-- START OF DATASET RECORDS --
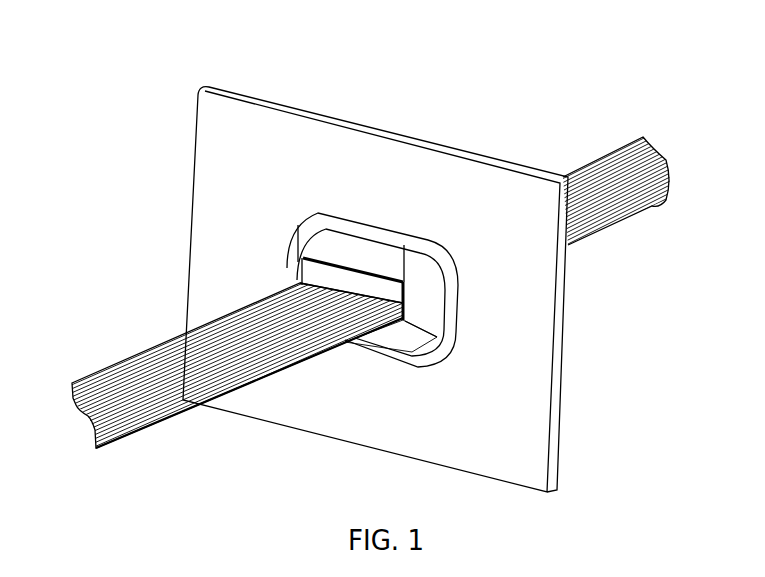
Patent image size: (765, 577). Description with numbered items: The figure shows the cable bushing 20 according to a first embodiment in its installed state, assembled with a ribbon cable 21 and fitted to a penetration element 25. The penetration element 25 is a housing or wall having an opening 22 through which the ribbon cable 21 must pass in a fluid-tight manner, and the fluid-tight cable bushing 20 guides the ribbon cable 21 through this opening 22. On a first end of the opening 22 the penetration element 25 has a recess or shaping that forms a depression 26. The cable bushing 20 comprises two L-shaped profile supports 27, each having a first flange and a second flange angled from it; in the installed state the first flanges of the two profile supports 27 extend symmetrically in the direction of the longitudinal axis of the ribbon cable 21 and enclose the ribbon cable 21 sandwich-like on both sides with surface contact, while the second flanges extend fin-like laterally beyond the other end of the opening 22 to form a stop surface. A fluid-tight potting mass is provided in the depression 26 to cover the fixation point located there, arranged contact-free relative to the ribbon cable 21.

The cable bushing 20 is at (378, 255).
The ribbon cable 21 is at (172, 352).
The opening 22 is at (348, 271).
The penetration element 25 is at (226, 168).
The depression 26 is at (350, 252).
The profile supports 27 is at (310, 268).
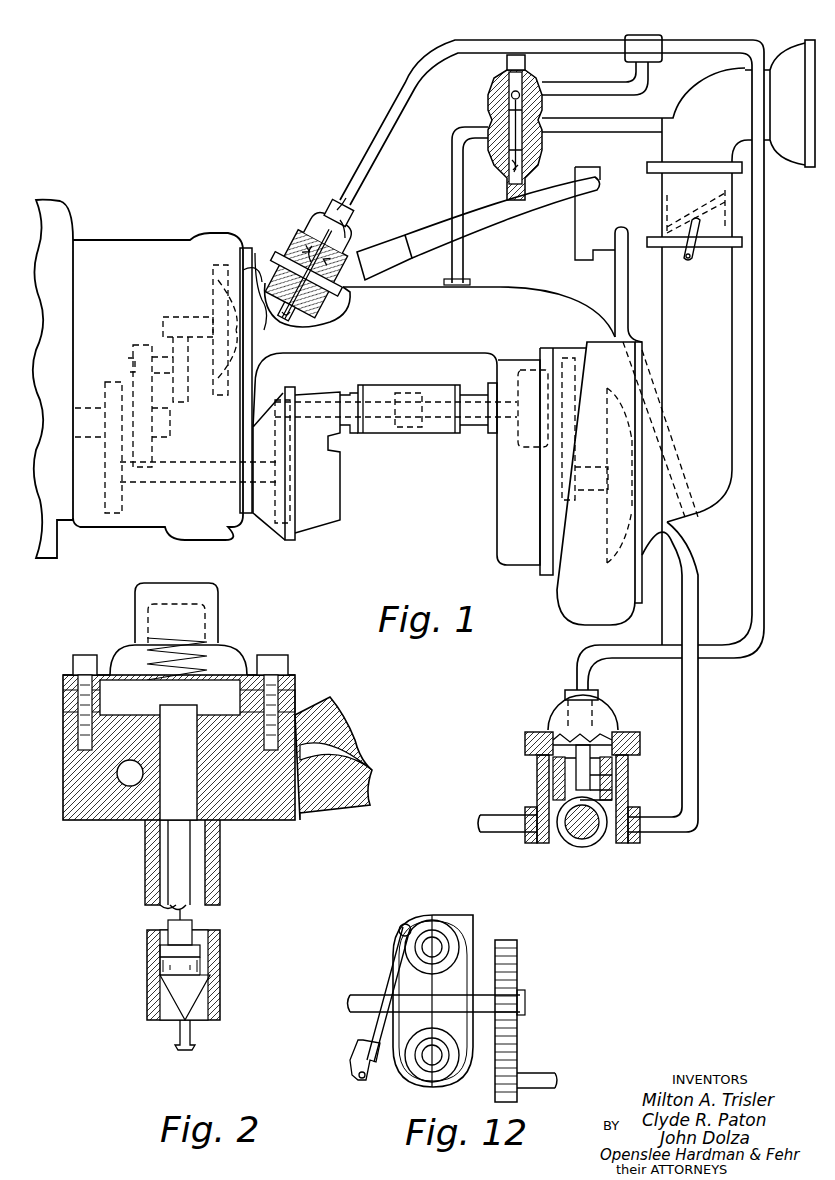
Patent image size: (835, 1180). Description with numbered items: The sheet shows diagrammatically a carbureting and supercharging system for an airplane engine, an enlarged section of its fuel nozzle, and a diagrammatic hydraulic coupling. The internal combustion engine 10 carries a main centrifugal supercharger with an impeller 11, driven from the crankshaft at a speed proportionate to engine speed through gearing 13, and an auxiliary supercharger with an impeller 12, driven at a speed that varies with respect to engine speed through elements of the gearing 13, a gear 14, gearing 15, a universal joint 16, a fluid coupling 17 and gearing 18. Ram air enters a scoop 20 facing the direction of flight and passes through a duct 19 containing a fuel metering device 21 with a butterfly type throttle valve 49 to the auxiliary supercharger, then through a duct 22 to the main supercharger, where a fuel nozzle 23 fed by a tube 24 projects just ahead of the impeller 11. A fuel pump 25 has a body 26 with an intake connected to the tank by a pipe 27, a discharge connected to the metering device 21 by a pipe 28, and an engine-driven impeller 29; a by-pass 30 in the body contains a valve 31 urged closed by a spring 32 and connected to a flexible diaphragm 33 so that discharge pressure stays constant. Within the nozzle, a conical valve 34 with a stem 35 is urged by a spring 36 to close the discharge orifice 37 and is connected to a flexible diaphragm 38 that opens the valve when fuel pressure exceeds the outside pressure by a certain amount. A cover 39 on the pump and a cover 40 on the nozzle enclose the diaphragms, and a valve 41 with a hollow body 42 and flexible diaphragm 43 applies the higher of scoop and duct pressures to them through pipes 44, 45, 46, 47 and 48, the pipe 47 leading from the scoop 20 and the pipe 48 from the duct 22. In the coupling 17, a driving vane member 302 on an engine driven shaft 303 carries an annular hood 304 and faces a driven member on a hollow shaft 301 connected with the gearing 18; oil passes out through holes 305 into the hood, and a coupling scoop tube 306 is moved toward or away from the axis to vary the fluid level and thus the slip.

In FIG. 1, the internal combustion engine 10 is at (198, 233).
In FIG. 1, the impeller 11 is at (212, 275).
In FIG. 1, the impeller 12 is at (610, 568).
In FIG. 1, the gearing 13 is at (132, 344).
In FIG. 1, the gear 14 is at (105, 500).
In FIG. 1, the gearing 15 is at (275, 508).
In FIG. 1, the universal joint 16 is at (416, 434).
In FIG. 1, the fluid coupling 17 is at (530, 450).
In FIG. 1, the gearing 18 is at (567, 357).
In FIG. 12, the gearing 18 is at (519, 954).
In FIG. 1, the duct 19 is at (661, 283).
In FIG. 1, the scoop 20 is at (795, 48).
In FIG. 1, the fuel metering device 21 is at (560, 242).
In FIG. 1, the duct 22 is at (530, 288).
In FIG. 1, the fuel nozzle 23 is at (322, 318).
In FIG. 2, the fuel nozzle 23 is at (145, 868).
In FIG. 1, the tube 24 is at (494, 216).
In FIG. 1, the fuel pump 25 is at (538, 687).
In FIG. 1, the body 26 is at (538, 792).
In FIG. 1, the pipe 27 is at (500, 834).
In FIG. 1, the pipe 28 is at (694, 546).
In FIG. 1, the impeller 29 is at (581, 847).
In FIG. 1, the by-pass 30 is at (616, 792).
In FIG. 1, the valve 31 is at (614, 756).
In FIG. 1, the spring 32 is at (560, 730).
In FIG. 1, the flexible diaphragm 33 is at (524, 748).
In FIG. 2, the conical valve 34 is at (190, 995).
In FIG. 1, the stem 35 is at (330, 300).
In FIG. 2, the stem 35 is at (186, 925).
In FIG. 1, the spring 36 is at (316, 232).
In FIG. 2, the spring 36 is at (115, 650).
In FIG. 2, the discharge orifice 37 is at (192, 1020).
In FIG. 1, the flexible diaphragm 38 is at (346, 236).
In FIG. 2, the flexible diaphragm 38 is at (215, 652).
In FIG. 1, the cover 39 is at (608, 710).
In FIG. 1, the cover 40 is at (337, 208).
In FIG. 2, the cover 40 is at (134, 606).
In FIG. 1, the valve 41 is at (490, 78).
In FIG. 1, the hollow body 42 is at (490, 103).
In FIG. 1, the flexible diaphragm 43 is at (525, 165).
In FIG. 1, the pipe 44 is at (766, 544).
In FIG. 1, the pipe 45 is at (398, 110).
In FIG. 1, the pipe 46 is at (590, 81).
In FIG. 1, the pipe 47 is at (630, 120).
In FIG. 1, the pipe 48 is at (451, 185).
In FIG. 1, the butterfly type throttle valve 49 is at (665, 222).
In FIG. 12, the hollow shaft 301 is at (476, 980).
In FIG. 12, the driving vane member 302 is at (425, 918).
In FIG. 12, the engine driven shaft 303 is at (362, 1008).
In FIG. 12, the annular hood 304 is at (399, 927).
In FIG. 12, the holes 305 is at (415, 1088).
In FIG. 12, the coupling scoop tube 306 is at (386, 985).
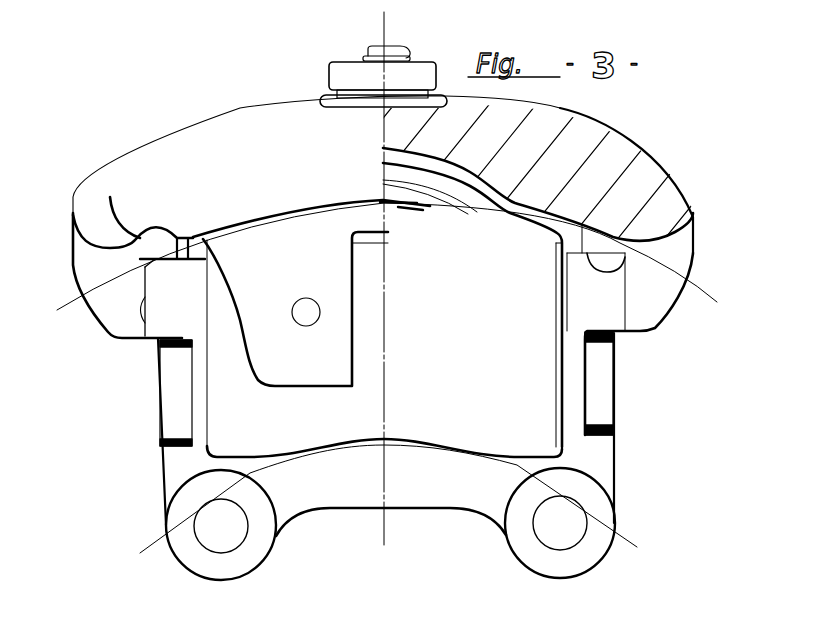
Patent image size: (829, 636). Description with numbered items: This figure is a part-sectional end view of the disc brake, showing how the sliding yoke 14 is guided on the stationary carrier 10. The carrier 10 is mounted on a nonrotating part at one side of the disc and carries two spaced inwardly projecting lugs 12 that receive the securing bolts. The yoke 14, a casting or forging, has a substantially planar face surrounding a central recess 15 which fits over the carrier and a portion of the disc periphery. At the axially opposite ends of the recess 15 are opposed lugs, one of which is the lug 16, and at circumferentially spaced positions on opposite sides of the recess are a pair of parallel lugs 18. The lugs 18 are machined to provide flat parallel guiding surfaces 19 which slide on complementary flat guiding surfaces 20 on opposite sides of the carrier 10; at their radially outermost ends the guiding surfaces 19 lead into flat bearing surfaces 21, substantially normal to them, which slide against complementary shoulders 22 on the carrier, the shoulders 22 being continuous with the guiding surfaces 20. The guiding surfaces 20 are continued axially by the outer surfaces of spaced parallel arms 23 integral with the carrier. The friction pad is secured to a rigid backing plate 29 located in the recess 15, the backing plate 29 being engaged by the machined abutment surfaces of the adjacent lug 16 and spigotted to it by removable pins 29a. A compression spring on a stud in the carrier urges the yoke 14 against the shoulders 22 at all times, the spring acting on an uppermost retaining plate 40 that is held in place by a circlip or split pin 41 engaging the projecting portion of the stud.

The carrier 10 is at (612, 393).
The lugs 12 is at (255, 552).
The yoke 14 is at (231, 128).
The central recess 15 is at (540, 220).
The lug 16 is at (157, 346).
The parallel lugs 18 is at (118, 318).
The guiding surfaces 19 is at (140, 286).
The guiding surfaces 20 is at (148, 322).
The bearing surfaces 21 is at (73, 266).
The shoulders 22 is at (80, 292).
The arms 23 is at (150, 338).
The backing plate 29 is at (225, 445).
The removable pins 29a is at (305, 318).
The retaining plate 40 is at (343, 72).
The split pin 41 is at (405, 50).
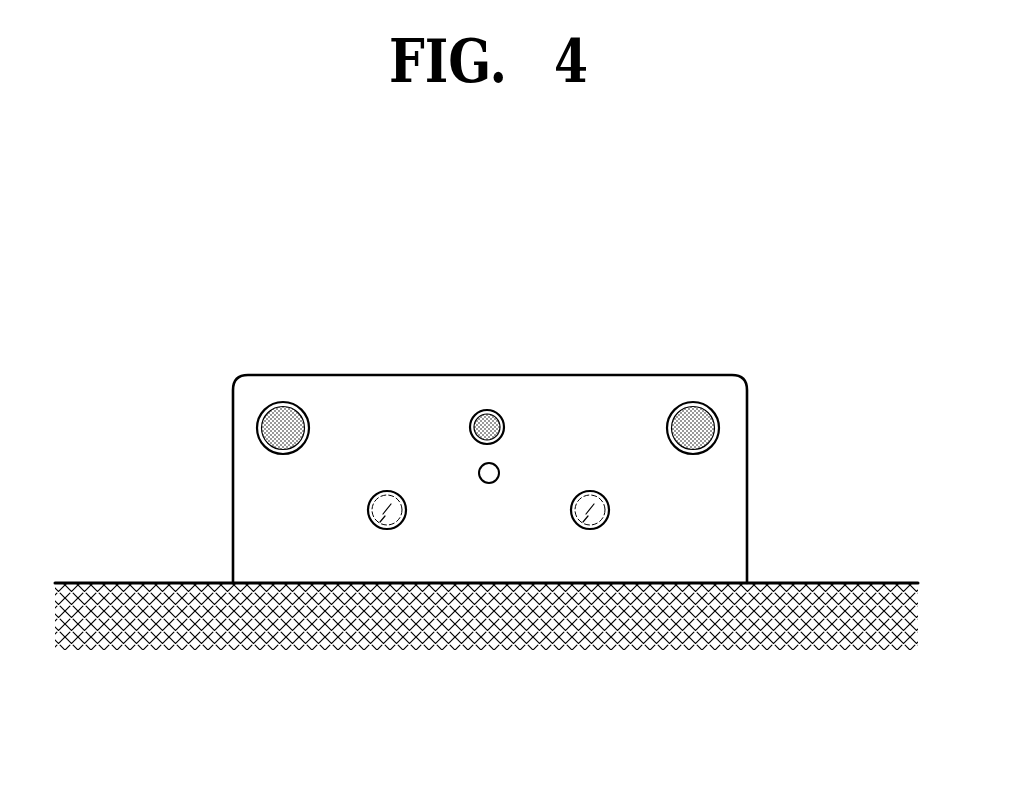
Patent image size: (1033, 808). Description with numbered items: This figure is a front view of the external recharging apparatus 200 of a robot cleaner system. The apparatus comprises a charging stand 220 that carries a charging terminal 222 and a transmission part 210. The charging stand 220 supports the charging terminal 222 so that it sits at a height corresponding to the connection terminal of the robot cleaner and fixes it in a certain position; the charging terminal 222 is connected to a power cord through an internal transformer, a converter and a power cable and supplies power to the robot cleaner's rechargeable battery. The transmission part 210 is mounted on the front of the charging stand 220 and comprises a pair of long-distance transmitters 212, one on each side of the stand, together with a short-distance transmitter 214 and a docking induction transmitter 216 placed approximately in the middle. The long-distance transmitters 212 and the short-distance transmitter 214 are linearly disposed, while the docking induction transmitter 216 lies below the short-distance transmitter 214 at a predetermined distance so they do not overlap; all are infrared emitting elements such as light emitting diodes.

The external recharging apparatus 200 is at (732, 258).
The transmission part 210 is at (262, 323).
The long-distance transmitters 212 is at (283, 418).
The short-distance transmitter 214 is at (483, 418).
The docking induction transmitter 216 is at (493, 473).
The charging stand 220 is at (243, 490).
The charging terminal 222 is at (588, 514).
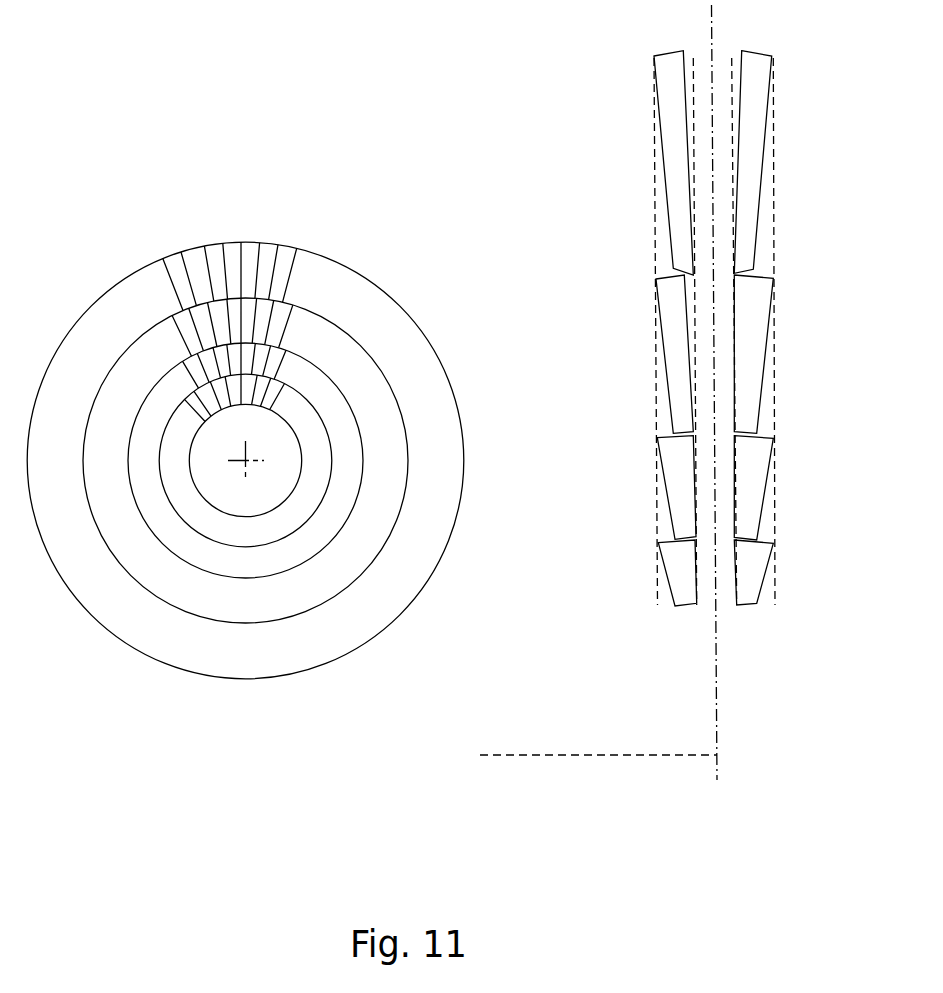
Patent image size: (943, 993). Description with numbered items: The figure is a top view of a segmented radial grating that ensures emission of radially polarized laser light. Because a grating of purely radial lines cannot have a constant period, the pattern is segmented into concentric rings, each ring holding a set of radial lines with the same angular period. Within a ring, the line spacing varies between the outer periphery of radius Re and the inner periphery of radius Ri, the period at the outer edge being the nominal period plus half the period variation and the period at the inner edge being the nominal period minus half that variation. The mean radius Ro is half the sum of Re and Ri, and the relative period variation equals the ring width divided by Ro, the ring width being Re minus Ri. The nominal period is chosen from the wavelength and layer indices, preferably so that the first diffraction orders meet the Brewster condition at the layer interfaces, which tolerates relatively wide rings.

The outer periphery radius Re is at (505, 300).
The mean ring radius Ro is at (558, 366).
The inner periphery radius Ri is at (612, 745).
-- END OF DATASET RECORDS --
_AIM OF THE TASK_
Please state how many lines in the rows contain the string "concentric". Give only the number.

_RESULT OF THE TASK_
1